Registros de anotação de coordenadas:
════════════════════

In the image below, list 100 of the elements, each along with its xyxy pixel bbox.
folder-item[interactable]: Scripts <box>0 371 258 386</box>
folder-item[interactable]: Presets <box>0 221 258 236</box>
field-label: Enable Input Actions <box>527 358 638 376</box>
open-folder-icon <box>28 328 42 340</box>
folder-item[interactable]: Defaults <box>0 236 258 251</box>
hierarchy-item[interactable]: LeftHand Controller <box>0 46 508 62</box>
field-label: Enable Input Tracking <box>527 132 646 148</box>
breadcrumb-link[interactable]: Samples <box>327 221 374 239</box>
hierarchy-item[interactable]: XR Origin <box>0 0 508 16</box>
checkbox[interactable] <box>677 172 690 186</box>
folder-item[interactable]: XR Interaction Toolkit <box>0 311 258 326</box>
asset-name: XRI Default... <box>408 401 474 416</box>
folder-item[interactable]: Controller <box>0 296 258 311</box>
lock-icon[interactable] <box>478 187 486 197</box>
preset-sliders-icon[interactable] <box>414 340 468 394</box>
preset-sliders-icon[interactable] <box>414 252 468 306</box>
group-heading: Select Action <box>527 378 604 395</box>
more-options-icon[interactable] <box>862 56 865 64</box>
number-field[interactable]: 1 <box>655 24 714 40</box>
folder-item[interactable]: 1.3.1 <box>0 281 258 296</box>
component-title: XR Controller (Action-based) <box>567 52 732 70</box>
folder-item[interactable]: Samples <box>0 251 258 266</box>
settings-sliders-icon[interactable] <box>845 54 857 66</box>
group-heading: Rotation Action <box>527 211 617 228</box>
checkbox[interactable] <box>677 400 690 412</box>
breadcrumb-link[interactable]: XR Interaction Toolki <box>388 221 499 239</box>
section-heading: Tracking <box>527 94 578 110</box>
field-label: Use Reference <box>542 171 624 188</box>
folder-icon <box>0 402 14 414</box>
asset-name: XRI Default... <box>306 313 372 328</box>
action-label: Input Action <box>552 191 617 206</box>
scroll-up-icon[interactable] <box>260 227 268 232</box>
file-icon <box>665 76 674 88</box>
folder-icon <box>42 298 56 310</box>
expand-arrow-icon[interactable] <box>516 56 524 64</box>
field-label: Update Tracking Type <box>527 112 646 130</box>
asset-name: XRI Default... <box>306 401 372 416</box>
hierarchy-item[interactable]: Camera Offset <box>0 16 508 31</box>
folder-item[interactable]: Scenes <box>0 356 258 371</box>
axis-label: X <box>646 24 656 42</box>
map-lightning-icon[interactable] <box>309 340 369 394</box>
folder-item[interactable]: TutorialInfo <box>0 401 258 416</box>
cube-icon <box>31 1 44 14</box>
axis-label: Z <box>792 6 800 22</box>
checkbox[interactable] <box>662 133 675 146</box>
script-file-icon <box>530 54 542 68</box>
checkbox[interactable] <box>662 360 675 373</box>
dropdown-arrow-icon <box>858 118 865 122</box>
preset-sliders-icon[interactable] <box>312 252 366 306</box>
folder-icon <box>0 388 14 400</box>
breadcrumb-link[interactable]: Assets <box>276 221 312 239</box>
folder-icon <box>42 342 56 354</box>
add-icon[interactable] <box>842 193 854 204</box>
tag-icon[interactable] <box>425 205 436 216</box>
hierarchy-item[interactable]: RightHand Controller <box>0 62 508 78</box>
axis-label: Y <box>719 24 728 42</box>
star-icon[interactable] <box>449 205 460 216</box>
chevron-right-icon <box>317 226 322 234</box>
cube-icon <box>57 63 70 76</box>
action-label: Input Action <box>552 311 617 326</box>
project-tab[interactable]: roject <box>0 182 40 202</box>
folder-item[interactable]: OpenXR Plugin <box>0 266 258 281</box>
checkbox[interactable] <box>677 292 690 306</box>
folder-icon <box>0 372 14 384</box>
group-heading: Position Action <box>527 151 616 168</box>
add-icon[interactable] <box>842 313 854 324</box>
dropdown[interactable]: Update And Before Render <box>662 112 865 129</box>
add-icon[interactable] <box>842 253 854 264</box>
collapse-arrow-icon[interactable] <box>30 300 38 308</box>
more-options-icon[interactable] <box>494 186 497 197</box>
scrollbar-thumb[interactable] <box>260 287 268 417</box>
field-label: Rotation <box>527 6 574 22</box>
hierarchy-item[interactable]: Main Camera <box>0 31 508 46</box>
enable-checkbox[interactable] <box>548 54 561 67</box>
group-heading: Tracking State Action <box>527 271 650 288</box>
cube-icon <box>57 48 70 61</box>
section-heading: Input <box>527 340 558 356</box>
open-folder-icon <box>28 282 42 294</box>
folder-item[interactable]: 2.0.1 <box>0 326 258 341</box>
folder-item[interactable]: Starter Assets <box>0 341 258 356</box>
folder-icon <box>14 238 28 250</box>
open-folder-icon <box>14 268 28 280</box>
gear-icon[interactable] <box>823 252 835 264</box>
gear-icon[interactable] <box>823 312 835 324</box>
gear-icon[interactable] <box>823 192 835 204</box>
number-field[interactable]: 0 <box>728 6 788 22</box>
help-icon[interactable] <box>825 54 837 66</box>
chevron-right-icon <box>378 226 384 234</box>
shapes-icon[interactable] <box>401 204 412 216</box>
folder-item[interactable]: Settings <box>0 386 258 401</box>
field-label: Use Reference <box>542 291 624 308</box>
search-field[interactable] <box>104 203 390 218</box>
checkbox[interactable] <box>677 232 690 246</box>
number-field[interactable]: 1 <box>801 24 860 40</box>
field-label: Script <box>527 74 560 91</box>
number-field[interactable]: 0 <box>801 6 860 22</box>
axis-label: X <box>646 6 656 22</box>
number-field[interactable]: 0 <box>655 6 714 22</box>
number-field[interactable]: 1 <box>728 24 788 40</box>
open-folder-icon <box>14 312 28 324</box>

════════════════════

OBJETIVO DO EXERCÍCIO: Transcreva fielmente todas as linhas dos registros, sem alterar nenhum caractere.

RESPOSTA COMPLETA:
In the image below, list 100 of the elements, each along with its xyxy pixel bbox.
folder-item[interactable]: Scripts <box>0 371 258 386</box>
folder-item[interactable]: Presets <box>0 221 258 236</box>
field-label: Enable Input Actions <box>527 358 638 376</box>
open-folder-icon <box>28 328 42 340</box>
folder-item[interactable]: Defaults <box>0 236 258 251</box>
hierarchy-item[interactable]: LeftHand Controller <box>0 46 508 62</box>
field-label: Enable Input Tracking <box>527 132 646 148</box>
breadcrumb-link[interactable]: Samples <box>327 221 374 239</box>
hierarchy-item[interactable]: XR Origin <box>0 0 508 16</box>
checkbox[interactable] <box>677 172 690 186</box>
folder-item[interactable]: XR Interaction Toolkit <box>0 311 258 326</box>
asset-name: XRI Default... <box>408 401 474 416</box>
folder-item[interactable]: Controller <box>0 296 258 311</box>
lock-icon[interactable] <box>478 187 486 197</box>
preset-sliders-icon[interactable] <box>414 340 468 394</box>
preset-sliders-icon[interactable] <box>414 252 468 306</box>
group-heading: Select Action <box>527 378 604 395</box>
more-options-icon[interactable] <box>862 56 865 64</box>
number-field[interactable]: 1 <box>655 24 714 40</box>
folder-item[interactable]: 1.3.1 <box>0 281 258 296</box>
component-title: XR Controller (Action-based) <box>567 52 732 70</box>
folder-item[interactable]: Samples <box>0 251 258 266</box>
settings-sliders-icon[interactable] <box>845 54 857 66</box>
group-heading: Rotation Action <box>527 211 617 228</box>
checkbox[interactable] <box>677 400 690 412</box>
breadcrumb-link[interactable]: XR Interaction Toolki <box>388 221 499 239</box>
section-heading: Tracking <box>527 94 578 110</box>
field-label: Use Reference <box>542 171 624 188</box>
folder-icon <box>0 402 14 414</box>
asset-name: XRI Default... <box>306 313 372 328</box>
action-label: Input Action <box>552 191 617 206</box>
scroll-up-icon[interactable] <box>260 227 268 232</box>
file-icon <box>665 76 674 88</box>
folder-icon <box>42 298 56 310</box>
expand-arrow-icon[interactable] <box>516 56 524 64</box>
field-label: Update Tracking Type <box>527 112 646 130</box>
asset-name: XRI Default... <box>306 401 372 416</box>
hierarchy-item[interactable]: Camera Offset <box>0 16 508 31</box>
folder-item[interactable]: Scenes <box>0 356 258 371</box>
axis-label: X <box>646 24 656 42</box>
map-lightning-icon[interactable] <box>309 340 369 394</box>
folder-item[interactable]: TutorialInfo <box>0 401 258 416</box>
cube-icon <box>31 1 44 14</box>
axis-label: Z <box>792 6 800 22</box>
checkbox[interactable] <box>662 133 675 146</box>
script-file-icon <box>530 54 542 68</box>
checkbox[interactable] <box>662 360 675 373</box>
dropdown-arrow-icon <box>858 118 865 122</box>
preset-sliders-icon[interactable] <box>312 252 366 306</box>
folder-icon <box>0 388 14 400</box>
breadcrumb-link[interactable]: Assets <box>276 221 312 239</box>
folder-icon <box>42 342 56 354</box>
add-icon[interactable] <box>842 193 854 204</box>
tag-icon[interactable] <box>425 205 436 216</box>
hierarchy-item[interactable]: RightHand Controller <box>0 62 508 78</box>
axis-label: Y <box>719 24 728 42</box>
star-icon[interactable] <box>449 205 460 216</box>
chevron-right-icon <box>317 226 322 234</box>
cube-icon <box>57 63 70 76</box>
action-label: Input Action <box>552 311 617 326</box>
project-tab[interactable]: roject <box>0 182 40 202</box>
folder-item[interactable]: OpenXR Plugin <box>0 266 258 281</box>
checkbox[interactable] <box>677 292 690 306</box>
folder-icon <box>0 372 14 384</box>
group-heading: Position Action <box>527 151 616 168</box>
add-icon[interactable] <box>842 313 854 324</box>
dropdown[interactable]: Update And Before Render <box>662 112 865 129</box>
add-icon[interactable] <box>842 253 854 264</box>
collapse-arrow-icon[interactable] <box>30 300 38 308</box>
more-options-icon[interactable] <box>494 186 497 197</box>
scrollbar-thumb[interactable] <box>260 287 268 417</box>
field-label: Rotation <box>527 6 574 22</box>
hierarchy-item[interactable]: Main Camera <box>0 31 508 46</box>
enable-checkbox[interactable] <box>548 54 561 67</box>
group-heading: Tracking State Action <box>527 271 650 288</box>
cube-icon <box>57 48 70 61</box>
section-heading: Input <box>527 340 558 356</box>
open-folder-icon <box>28 282 42 294</box>
folder-item[interactable]: 2.0.1 <box>0 326 258 341</box>
folder-item[interactable]: Starter Assets <box>0 341 258 356</box>
folder-icon <box>14 238 28 250</box>
open-folder-icon <box>14 268 28 280</box>
gear-icon[interactable] <box>823 252 835 264</box>
gear-icon[interactable] <box>823 312 835 324</box>
gear-icon[interactable] <box>823 192 835 204</box>
number-field[interactable]: 0 <box>728 6 788 22</box>
help-icon[interactable] <box>825 54 837 66</box>
chevron-right-icon <box>378 226 384 234</box>
shapes-icon[interactable] <box>401 204 412 216</box>
folder-item[interactable]: Settings <box>0 386 258 401</box>
field-label: Use Reference <box>542 291 624 308</box>
search-field[interactable] <box>104 203 390 218</box>
checkbox[interactable] <box>677 232 690 246</box>
number-field[interactable]: 1 <box>801 24 860 40</box>
field-label: Script <box>527 74 560 91</box>
number-field[interactable]: 0 <box>801 6 860 22</box>
axis-label: X <box>646 6 656 22</box>
number-field[interactable]: 0 <box>655 6 714 22</box>
number-field[interactable]: 1 <box>728 24 788 40</box>
open-folder-icon <box>14 312 28 324</box>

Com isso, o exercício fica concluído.